═════ SUPPLIED MATERIAL
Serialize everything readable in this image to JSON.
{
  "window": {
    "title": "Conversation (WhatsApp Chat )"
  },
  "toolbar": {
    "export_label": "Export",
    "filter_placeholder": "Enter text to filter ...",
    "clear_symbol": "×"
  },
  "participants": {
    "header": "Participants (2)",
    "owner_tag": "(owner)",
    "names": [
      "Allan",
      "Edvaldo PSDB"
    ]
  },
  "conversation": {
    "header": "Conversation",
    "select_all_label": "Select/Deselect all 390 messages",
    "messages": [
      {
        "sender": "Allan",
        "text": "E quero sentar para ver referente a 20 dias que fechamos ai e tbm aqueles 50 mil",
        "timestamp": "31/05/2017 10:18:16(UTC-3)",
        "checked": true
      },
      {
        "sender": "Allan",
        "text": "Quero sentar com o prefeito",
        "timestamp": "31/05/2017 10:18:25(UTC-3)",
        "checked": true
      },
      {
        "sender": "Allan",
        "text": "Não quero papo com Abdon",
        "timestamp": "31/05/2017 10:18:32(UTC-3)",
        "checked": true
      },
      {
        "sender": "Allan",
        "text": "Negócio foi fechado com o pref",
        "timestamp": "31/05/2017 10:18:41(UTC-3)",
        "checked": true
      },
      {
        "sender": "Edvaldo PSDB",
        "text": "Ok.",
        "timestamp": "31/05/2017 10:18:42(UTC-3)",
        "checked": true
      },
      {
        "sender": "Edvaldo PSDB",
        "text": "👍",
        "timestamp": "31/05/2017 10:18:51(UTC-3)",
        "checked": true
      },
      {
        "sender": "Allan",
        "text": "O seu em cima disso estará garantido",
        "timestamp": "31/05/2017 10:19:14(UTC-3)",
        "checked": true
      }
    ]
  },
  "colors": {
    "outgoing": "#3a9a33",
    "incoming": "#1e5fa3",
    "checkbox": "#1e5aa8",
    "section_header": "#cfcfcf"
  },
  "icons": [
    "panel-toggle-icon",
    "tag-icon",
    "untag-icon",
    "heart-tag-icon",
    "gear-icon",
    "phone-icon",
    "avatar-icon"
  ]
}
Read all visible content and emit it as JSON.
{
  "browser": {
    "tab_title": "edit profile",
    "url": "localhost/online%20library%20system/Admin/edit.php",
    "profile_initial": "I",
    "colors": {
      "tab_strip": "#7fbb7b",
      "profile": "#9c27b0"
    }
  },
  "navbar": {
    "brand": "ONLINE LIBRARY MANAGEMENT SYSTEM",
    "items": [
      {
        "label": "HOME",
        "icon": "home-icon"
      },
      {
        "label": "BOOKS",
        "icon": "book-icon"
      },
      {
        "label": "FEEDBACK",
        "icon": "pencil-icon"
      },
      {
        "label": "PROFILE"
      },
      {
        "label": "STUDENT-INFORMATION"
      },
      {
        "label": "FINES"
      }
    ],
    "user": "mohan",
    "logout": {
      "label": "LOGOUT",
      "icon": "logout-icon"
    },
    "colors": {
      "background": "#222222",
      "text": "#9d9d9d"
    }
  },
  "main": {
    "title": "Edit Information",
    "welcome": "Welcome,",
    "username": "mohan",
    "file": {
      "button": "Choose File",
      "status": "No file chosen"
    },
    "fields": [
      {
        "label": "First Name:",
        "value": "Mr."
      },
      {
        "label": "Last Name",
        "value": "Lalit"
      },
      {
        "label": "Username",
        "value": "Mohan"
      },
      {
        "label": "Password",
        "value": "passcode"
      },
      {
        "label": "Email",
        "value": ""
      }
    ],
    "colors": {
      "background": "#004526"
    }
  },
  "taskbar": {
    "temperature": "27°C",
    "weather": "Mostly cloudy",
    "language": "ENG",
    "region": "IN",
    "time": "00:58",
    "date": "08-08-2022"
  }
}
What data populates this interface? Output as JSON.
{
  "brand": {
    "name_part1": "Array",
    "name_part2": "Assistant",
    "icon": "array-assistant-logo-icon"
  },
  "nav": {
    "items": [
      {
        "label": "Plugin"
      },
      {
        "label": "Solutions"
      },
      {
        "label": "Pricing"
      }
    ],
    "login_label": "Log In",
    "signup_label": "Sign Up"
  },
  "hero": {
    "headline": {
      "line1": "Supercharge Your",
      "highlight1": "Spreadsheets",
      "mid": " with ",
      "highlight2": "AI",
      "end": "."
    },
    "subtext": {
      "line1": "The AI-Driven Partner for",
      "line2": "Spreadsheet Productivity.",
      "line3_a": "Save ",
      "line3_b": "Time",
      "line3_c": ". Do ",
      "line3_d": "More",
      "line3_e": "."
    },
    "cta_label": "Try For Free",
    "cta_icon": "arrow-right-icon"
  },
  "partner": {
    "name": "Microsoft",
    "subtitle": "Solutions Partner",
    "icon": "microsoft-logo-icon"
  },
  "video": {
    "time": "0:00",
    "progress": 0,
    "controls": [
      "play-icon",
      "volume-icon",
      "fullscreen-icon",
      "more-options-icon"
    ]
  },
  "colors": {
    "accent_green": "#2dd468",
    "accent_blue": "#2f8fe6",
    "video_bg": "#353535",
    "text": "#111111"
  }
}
══════════
:: WHAT IS EXPECTED ::
Word for word, write out all of the data above.

:: FULL OUTPUT ::
Serialize everything readable in this image to JSON.
{
  "window": {
    "title": "Conversation (WhatsApp Chat )"
  },
  "toolbar": {
    "export_label": "Export",
    "filter_placeholder": "Enter text to filter ...",
    "clear_symbol": "×"
  },
  "participants": {
    "header": "Participants (2)",
    "owner_tag": "(owner)",
    "names": [
      "Allan",
      "Edvaldo PSDB"
    ]
  },
  "conversation": {
    "header": "Conversation",
    "select_all_label": "Select/Deselect all 390 messages",
    "messages": [
      {
        "sender": "Allan",
        "text": "E quero sentar para ver referente a 20 dias que fechamos ai e tbm aqueles 50 mil",
        "timestamp": "31/05/2017 10:18:16(UTC-3)",
        "checked": true
      },
      {
        "sender": "Allan",
        "text": "Quero sentar com o prefeito",
        "timestamp": "31/05/2017 10:18:25(UTC-3)",
        "checked": true
      },
      {
        "sender": "Allan",
        "text": "Não quero papo com Abdon",
        "timestamp": "31/05/2017 10:18:32(UTC-3)",
        "checked": true
      },
      {
        "sender": "Allan",
        "text": "Negócio foi fechado com o pref",
        "timestamp": "31/05/2017 10:18:41(UTC-3)",
        "checked": true
      },
      {
        "sender": "Edvaldo PSDB",
        "text": "Ok.",
        "timestamp": "31/05/2017 10:18:42(UTC-3)",
        "checked": true
      },
      {
        "sender": "Edvaldo PSDB",
        "text": "👍",
        "timestamp": "31/05/2017 10:18:51(UTC-3)",
        "checked": true
      },
      {
        "sender": "Allan",
        "text": "O seu em cima disso estará garantido",
        "timestamp": "31/05/2017 10:19:14(UTC-3)",
        "checked": true
      }
    ]
  },
  "colors": {
    "outgoing": "#3a9a33",
    "incoming": "#1e5fa3",
    "checkbox": "#1e5aa8",
    "section_header": "#cfcfcf"
  },
  "icons": [
    "panel-toggle-icon",
    "tag-icon",
    "untag-icon",
    "heart-tag-icon",
    "gear-icon",
    "phone-icon",
    "avatar-icon"
  ]
}
Read all visible content and emit it as JSON.
{
  "browser": {
    "tab_title": "edit profile",
    "url": "localhost/online%20library%20system/Admin/edit.php",
    "profile_initial": "I",
    "colors": {
      "tab_strip": "#7fbb7b",
      "profile": "#9c27b0"
    }
  },
  "navbar": {
    "brand": "ONLINE LIBRARY MANAGEMENT SYSTEM",
    "items": [
      {
        "label": "HOME",
        "icon": "home-icon"
      },
      {
        "label": "BOOKS",
        "icon": "book-icon"
      },
      {
        "label": "FEEDBACK",
        "icon": "pencil-icon"
      },
      {
        "label": "PROFILE"
      },
      {
        "label": "STUDENT-INFORMATION"
      },
      {
        "label": "FINES"
      }
    ],
    "user": "mohan",
    "logout": {
      "label": "LOGOUT",
      "icon": "logout-icon"
    },
    "colors": {
      "background": "#222222",
      "text": "#9d9d9d"
    }
  },
  "main": {
    "title": "Edit Information",
    "welcome": "Welcome,",
    "username": "mohan",
    "file": {
      "button": "Choose File",
      "status": "No file chosen"
    },
    "fields": [
      {
        "label": "First Name:",
        "value": "Mr."
      },
      {
        "label": "Last Name",
        "value": "Lalit"
      },
      {
        "label": "Username",
        "value": "Mohan"
      },
      {
        "label": "Password",
        "value": "passcode"
      },
      {
        "label": "Email",
        "value": ""
      }
    ],
    "colors": {
      "background": "#004526"
    }
  },
  "taskbar": {
    "temperature": "27°C",
    "weather": "Mostly cloudy",
    "language": "ENG",
    "region": "IN",
    "time": "00:58",
    "date": "08-08-2022"
  }
}
What data populates this interface? Output as JSON.
{
  "brand": {
    "name_part1": "Array",
    "name_part2": "Assistant",
    "icon": "array-assistant-logo-icon"
  },
  "nav": {
    "items": [
      {
        "label": "Plugin"
      },
      {
        "label": "Solutions"
      },
      {
        "label": "Pricing"
      }
    ],
    "login_label": "Log In",
    "signup_label": "Sign Up"
  },
  "hero": {
    "headline": {
      "line1": "Supercharge Your",
      "highlight1": "Spreadsheets",
      "mid": " with ",
      "highlight2": "AI",
      "end": "."
    },
    "subtext": {
      "line1": "The AI-Driven Partner for",
      "line2": "Spreadsheet Productivity.",
      "line3_a": "Save ",
      "line3_b": "Time",
      "line3_c": ". Do ",
      "line3_d": "More",
      "line3_e": "."
    },
    "cta_label": "Try For Free",
    "cta_icon": "arrow-right-icon"
  },
  "partner": {
    "name": "Microsoft",
    "subtitle": "Solutions Partner",
    "icon": "microsoft-logo-icon"
  },
  "video": {
    "time": "0:00",
    "progress": 0,
    "controls": [
      "play-icon",
      "volume-icon",
      "fullscreen-icon",
      "more-options-icon"
    ]
  },
  "colors": {
    "accent_green": "#2dd468",
    "accent_blue": "#2f8fe6",
    "video_bg": "#353535",
    "text": "#111111"
  }
}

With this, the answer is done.